Take the lines from the start of the records through the line containing "top-data-label: 135 [323, 420, 345, 435]" and switch every "bottom-data-label" to "lower-data-label". Give those lines again with nothing else changed.
##### Record list #####
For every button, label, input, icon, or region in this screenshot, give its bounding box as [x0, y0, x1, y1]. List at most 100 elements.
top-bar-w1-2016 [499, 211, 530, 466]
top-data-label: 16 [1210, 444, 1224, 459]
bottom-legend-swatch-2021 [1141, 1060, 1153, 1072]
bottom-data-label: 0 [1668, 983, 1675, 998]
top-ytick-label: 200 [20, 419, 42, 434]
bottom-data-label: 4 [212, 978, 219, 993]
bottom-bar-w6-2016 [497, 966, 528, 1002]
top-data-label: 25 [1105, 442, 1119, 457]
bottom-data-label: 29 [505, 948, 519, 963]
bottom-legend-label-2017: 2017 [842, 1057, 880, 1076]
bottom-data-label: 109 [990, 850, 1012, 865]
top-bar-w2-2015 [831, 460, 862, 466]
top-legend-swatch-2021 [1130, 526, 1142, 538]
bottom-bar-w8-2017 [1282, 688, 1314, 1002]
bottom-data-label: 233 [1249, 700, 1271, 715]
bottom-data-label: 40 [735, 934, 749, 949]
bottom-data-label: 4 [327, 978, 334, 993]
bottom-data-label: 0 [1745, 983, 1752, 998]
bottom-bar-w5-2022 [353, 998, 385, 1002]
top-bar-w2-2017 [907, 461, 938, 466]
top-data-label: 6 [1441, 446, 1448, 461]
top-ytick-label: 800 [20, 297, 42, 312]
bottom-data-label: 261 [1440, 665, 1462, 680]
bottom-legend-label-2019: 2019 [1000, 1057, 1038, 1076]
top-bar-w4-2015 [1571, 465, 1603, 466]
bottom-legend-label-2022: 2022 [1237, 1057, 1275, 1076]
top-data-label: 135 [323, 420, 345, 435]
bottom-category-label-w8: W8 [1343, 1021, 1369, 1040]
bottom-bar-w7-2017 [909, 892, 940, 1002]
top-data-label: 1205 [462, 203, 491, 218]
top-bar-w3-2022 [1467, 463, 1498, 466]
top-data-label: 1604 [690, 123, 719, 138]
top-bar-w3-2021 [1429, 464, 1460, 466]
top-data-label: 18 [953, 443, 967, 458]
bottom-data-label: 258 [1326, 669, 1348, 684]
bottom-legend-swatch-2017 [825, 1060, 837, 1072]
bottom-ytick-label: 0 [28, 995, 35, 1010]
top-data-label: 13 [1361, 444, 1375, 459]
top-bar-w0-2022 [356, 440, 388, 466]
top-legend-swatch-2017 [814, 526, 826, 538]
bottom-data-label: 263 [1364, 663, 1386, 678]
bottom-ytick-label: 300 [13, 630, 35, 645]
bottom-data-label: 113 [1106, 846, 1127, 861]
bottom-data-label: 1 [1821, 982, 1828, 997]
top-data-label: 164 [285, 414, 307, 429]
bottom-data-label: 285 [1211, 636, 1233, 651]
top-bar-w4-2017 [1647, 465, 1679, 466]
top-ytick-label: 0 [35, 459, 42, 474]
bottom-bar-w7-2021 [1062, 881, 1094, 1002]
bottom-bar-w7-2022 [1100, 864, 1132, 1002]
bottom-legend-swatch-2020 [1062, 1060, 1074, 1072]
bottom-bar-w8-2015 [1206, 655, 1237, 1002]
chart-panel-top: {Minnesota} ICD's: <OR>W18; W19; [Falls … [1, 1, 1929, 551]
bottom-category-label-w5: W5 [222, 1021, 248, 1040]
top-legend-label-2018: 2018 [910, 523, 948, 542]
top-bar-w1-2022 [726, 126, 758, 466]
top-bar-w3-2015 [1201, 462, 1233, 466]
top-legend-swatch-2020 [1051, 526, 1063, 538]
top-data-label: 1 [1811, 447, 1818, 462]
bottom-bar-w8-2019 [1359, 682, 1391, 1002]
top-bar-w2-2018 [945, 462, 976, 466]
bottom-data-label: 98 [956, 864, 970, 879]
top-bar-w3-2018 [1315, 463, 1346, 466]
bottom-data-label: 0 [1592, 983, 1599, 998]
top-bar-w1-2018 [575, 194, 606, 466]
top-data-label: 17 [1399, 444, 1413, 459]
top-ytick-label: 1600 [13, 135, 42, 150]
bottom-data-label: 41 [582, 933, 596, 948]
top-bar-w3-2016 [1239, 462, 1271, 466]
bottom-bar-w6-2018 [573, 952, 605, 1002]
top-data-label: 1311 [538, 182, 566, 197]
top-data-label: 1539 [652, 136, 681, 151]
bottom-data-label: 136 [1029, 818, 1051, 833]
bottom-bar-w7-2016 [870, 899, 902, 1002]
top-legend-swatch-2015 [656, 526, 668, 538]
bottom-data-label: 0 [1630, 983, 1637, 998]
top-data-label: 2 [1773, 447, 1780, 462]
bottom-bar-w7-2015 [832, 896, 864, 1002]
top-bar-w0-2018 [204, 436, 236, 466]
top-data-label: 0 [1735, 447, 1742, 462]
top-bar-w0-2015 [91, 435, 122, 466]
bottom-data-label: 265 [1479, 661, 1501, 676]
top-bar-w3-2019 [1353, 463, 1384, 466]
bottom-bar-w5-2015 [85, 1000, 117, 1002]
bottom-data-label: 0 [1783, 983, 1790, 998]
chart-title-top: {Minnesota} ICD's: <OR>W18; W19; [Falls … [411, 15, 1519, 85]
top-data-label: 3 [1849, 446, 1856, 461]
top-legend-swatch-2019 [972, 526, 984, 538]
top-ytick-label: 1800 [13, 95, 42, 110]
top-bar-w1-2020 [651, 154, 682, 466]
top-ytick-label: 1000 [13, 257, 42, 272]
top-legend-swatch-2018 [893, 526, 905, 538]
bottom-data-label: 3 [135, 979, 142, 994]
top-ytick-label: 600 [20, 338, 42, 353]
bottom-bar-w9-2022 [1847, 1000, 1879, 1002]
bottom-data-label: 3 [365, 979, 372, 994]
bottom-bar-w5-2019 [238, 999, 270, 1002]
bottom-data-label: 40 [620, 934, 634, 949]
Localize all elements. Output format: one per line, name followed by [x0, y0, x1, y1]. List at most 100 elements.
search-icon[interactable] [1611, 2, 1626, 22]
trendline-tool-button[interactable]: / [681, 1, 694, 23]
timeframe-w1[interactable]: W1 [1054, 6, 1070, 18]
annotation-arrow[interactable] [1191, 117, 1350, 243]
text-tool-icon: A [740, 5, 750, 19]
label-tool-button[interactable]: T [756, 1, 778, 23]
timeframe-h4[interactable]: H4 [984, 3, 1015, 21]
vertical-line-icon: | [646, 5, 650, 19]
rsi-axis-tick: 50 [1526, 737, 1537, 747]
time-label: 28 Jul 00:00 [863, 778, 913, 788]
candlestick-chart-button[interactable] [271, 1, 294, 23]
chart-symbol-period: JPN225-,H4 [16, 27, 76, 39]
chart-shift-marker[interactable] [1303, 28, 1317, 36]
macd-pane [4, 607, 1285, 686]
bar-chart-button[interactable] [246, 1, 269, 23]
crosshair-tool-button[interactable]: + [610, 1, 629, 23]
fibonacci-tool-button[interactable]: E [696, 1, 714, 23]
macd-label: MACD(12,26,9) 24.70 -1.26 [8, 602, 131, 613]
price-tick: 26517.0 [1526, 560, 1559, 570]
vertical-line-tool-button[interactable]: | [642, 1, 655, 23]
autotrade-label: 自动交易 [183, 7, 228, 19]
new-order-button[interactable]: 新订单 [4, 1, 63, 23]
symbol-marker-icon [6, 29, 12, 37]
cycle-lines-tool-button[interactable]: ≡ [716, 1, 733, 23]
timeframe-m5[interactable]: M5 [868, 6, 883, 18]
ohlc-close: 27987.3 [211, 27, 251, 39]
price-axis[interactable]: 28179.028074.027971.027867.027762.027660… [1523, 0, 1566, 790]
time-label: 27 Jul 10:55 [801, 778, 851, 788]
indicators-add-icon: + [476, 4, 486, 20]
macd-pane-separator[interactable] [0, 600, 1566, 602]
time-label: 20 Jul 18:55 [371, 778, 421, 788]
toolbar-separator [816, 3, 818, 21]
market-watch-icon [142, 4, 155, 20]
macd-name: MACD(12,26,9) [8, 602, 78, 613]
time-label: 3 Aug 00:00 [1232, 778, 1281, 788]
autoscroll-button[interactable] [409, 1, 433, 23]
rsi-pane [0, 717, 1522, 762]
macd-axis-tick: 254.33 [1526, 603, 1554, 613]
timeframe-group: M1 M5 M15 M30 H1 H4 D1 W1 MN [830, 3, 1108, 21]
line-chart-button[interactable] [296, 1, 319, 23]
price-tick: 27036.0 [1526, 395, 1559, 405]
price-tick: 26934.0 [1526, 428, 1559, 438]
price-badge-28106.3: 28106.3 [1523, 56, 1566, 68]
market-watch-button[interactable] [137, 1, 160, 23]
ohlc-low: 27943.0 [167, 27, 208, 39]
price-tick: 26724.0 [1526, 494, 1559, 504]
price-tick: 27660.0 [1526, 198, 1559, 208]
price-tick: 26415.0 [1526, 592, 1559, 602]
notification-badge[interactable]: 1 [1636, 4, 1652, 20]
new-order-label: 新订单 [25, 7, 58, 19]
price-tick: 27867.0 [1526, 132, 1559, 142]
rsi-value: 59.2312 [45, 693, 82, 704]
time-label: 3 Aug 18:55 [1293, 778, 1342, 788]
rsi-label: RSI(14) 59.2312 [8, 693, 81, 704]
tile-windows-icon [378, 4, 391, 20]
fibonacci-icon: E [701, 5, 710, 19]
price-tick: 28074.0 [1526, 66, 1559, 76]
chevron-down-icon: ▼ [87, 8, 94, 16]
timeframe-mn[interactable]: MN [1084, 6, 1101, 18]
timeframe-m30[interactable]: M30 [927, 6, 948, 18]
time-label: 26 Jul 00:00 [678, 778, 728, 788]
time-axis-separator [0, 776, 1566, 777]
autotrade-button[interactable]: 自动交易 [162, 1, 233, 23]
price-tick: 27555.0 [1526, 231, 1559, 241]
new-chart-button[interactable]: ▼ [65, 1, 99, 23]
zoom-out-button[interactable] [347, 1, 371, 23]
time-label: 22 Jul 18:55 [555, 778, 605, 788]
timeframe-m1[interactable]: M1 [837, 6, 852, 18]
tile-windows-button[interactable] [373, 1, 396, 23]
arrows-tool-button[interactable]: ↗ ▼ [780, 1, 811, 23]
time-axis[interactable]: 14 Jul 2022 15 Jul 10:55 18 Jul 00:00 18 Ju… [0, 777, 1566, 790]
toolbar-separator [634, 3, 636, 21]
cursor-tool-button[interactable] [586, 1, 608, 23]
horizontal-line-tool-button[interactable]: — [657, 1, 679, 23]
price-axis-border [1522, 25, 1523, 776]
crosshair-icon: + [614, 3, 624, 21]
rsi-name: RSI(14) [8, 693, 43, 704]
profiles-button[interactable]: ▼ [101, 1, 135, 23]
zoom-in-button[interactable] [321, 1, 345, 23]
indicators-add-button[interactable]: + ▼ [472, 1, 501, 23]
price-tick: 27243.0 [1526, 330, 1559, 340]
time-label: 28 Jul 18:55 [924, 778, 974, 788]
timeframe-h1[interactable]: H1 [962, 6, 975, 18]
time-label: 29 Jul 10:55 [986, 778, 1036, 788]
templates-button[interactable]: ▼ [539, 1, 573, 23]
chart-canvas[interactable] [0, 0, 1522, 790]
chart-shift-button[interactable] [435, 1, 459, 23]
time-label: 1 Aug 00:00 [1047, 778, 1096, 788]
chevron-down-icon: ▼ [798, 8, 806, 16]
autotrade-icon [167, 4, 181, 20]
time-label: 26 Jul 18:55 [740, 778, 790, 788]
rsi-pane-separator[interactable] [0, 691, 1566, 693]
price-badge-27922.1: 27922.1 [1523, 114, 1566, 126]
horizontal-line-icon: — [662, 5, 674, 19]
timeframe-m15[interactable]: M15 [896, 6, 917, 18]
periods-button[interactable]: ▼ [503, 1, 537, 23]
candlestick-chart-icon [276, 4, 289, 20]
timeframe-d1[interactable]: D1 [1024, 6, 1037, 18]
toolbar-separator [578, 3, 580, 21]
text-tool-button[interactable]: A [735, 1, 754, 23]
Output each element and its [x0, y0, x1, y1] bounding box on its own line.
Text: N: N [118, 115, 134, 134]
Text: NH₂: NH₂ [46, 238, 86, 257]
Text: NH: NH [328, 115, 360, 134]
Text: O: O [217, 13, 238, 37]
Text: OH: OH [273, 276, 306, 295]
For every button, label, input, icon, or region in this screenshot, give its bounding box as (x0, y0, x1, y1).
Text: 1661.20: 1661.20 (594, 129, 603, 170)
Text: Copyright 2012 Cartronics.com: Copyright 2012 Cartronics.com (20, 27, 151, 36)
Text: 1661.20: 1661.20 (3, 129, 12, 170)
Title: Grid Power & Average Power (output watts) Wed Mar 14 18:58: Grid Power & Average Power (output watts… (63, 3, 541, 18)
#####
#### [Exercise response]
For every button, label, input, icon, or region in this screenshot, give its bounding box as [x0, y0, x1, y1]. List at most 100 elements.
top-bar-w1-2016 [499, 211, 530, 466]
top-data-label: 16 [1210, 444, 1224, 459]
bottom-legend-swatch-2021 [1141, 1060, 1153, 1072]
lower-data-label: 0 [1668, 983, 1675, 998]
top-ytick-label: 200 [20, 419, 42, 434]
lower-data-label: 4 [212, 978, 219, 993]
bottom-bar-w6-2016 [497, 966, 528, 1002]
top-data-label: 25 [1105, 442, 1119, 457]
lower-data-label: 29 [505, 948, 519, 963]
bottom-legend-label-2017: 2017 [842, 1057, 880, 1076]
lower-data-label: 109 [990, 850, 1012, 865]
top-bar-w2-2015 [831, 460, 862, 466]
top-legend-swatch-2021 [1130, 526, 1142, 538]
bottom-bar-w8-2017 [1282, 688, 1314, 1002]
lower-data-label: 233 [1249, 700, 1271, 715]
lower-data-label: 40 [735, 934, 749, 949]
lower-data-label: 4 [327, 978, 334, 993]
lower-data-label: 0 [1745, 983, 1752, 998]
bottom-bar-w5-2022 [353, 998, 385, 1002]
top-bar-w2-2017 [907, 461, 938, 466]
top-data-label: 6 [1441, 446, 1448, 461]
top-ytick-label: 800 [20, 297, 42, 312]
lower-data-label: 261 [1440, 665, 1462, 680]
bottom-legend-label-2019: 2019 [1000, 1057, 1038, 1076]
top-bar-w4-2015 [1571, 465, 1603, 466]
bottom-legend-label-2022: 2022 [1237, 1057, 1275, 1076]
top-data-label: 135 [323, 420, 345, 435]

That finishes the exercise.